• [Directive] List, from the lines below, each one with "that" in it.

• [Input data]

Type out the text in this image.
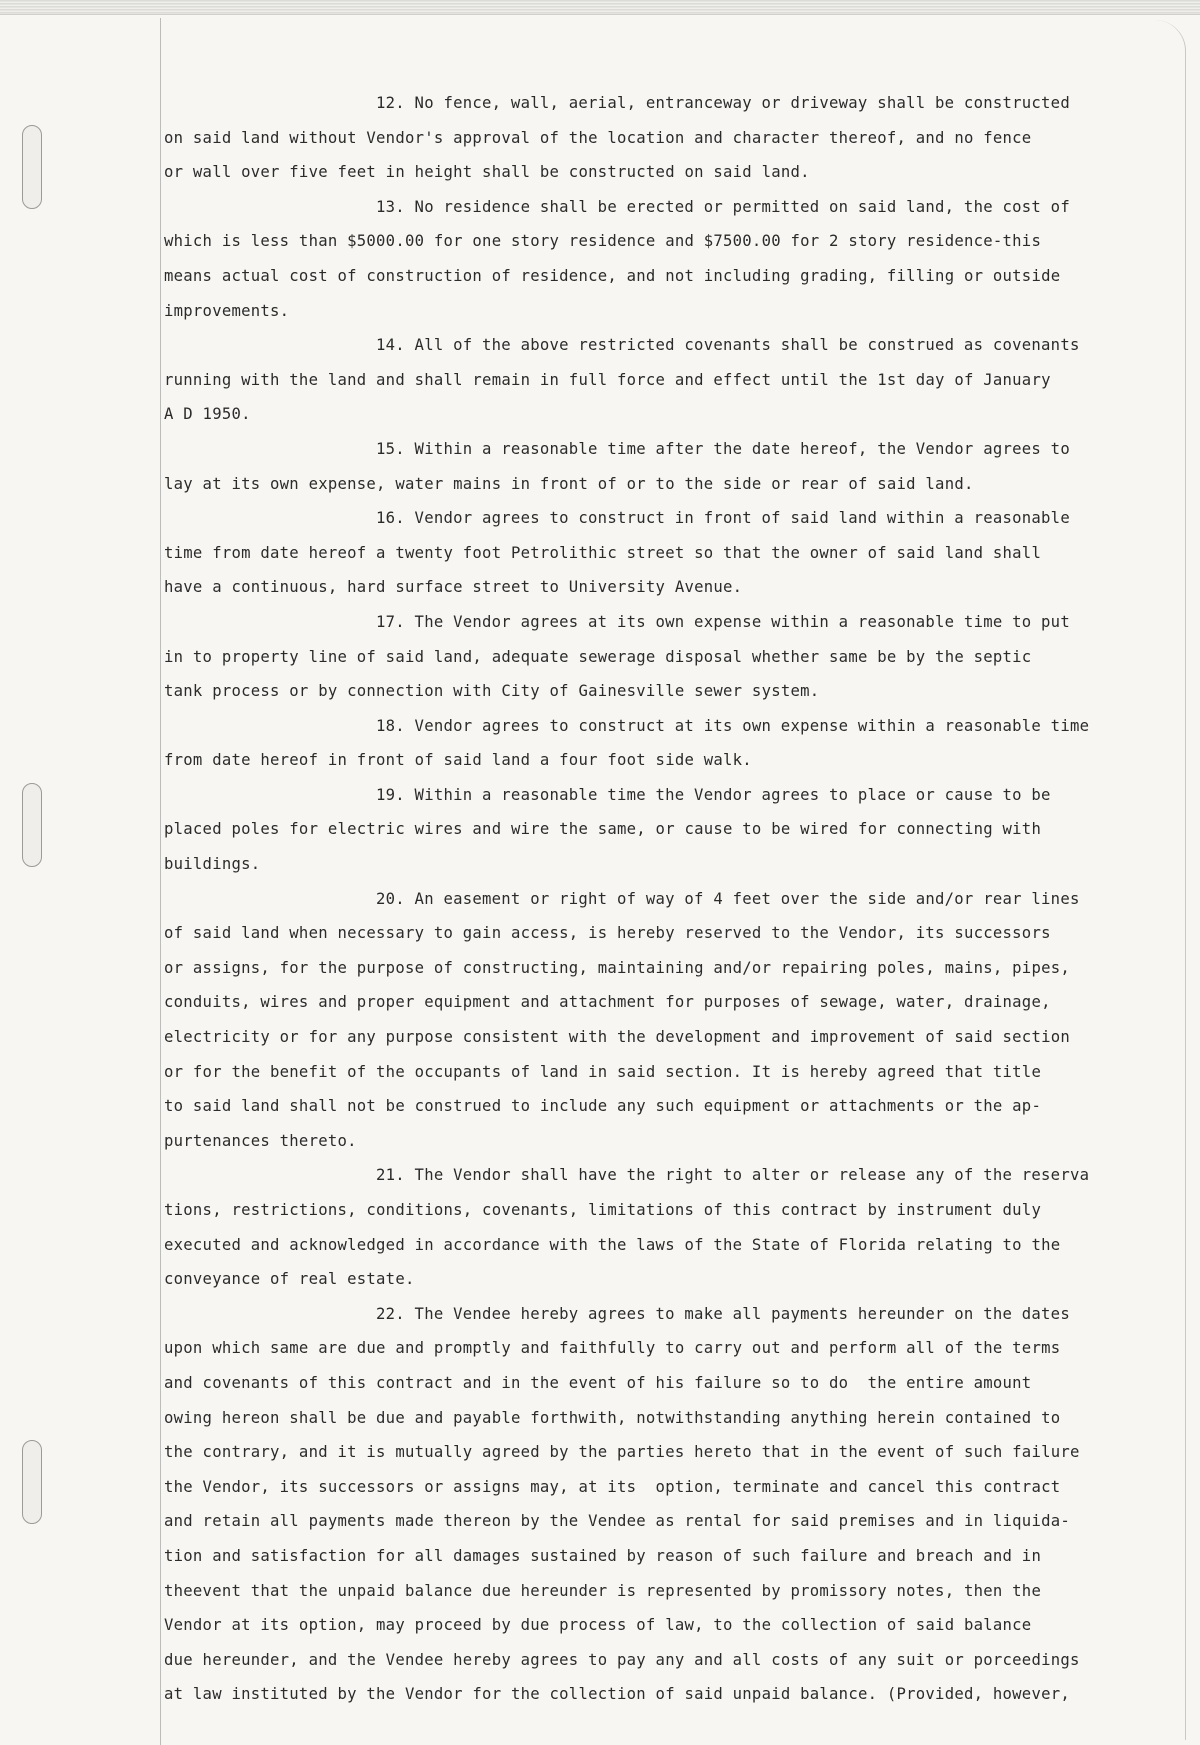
12. No fence, wall, aerial, entranceway or driveway shall be constructed
on said land without Vendor's approval of the location and character thereof, and no fence
or wall over five feet in height shall be constructed on said land.
13. No residence shall be erected or permitted on said land, the cost of
which is less than $5000.00 for one story residence and $7500.00 for 2 story residence-this
means actual cost of construction of residence, and not including grading, filling or outside
improvements.
14. All of the above restricted covenants shall be construed as covenants
running with the land and shall remain in full force and effect until the 1st day of January
A D 1950.
15. Within a reasonable time after the date hereof, the Vendor agrees to
lay at its own expense, water mains in front of or to the side or rear of said land.
16. Vendor agrees to construct in front of said land within a reasonable
time from date hereof a twenty foot Petrolithic street so that the owner of said land shall
have a continuous, hard surface street to University Avenue.
17. The Vendor agrees at its own expense within a reasonable time to put
in to property line of said land, adequate sewerage disposal whether same be by the septic
tank process or by connection with City of Gainesville sewer system.
18. Vendor agrees to construct at its own expense within a reasonable time
from date hereof in front of said land a four foot side walk.
19. Within a reasonable time the Vendor agrees to place or cause to be
placed poles for electric wires and wire the same, or cause to be wired for connecting with
buildings.
20. An easement or right of way of 4 feet over the side and/or rear lines
of said land when necessary to gain access, is hereby reserved to the Vendor, its successors
or assigns, for the purpose of constructing, maintaining and/or repairing poles, mains, pipes,
conduits, wires and proper equipment and attachment for purposes of sewage, water, drainage,
electricity or for any purpose consistent with the development and improvement of said section
or for the benefit of the occupants of land in said section. It is hereby agreed that title
to said land shall not be construed to include any such equipment or attachments or the ap-
purtenances thereto.
21. The Vendor shall have the right to alter or release any of the reserva
tions, restrictions, conditions, covenants, limitations of this contract by instrument duly
executed and acknowledged in accordance with the laws of the State of Florida relating to the
conveyance of real estate.
22. The Vendee hereby agrees to make all payments hereunder on the dates
upon which same are due and promptly and faithfully to carry out and perform all of the terms
and covenants of this contract and in the event of his failure so to do  the entire amount
owing hereon shall be due and payable forthwith, notwithstanding anything herein contained to
the contrary, and it is mutually agreed by the parties hereto that in the event of such failure
the Vendor, its successors or assigns may, at its  option, terminate and cancel this contract
and retain all payments made thereon by the Vendee as rental for said premises and in liquida-
tion and satisfaction for all damages sustained by reason of such failure and breach and in
theevent that the unpaid balance due hereunder is represented by promissory notes, then the
Vendor at its option, may proceed by due process of law, to the collection of said balance
due hereunder, and the Vendee hereby agrees to pay any and all costs of any suit or porceedings
at law instituted by the Vendor for the collection of said unpaid balance. (Provided, however,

• [Solved exercise]
time from date hereof a twenty foot Petrolithic street so that the owner of said land shall
or for the benefit of the occupants of land in said section. It is hereby agreed that title
the contrary, and it is mutually agreed by the parties hereto that in the event of such failure
theevent that the unpaid balance due hereunder is represented by promissory notes, then the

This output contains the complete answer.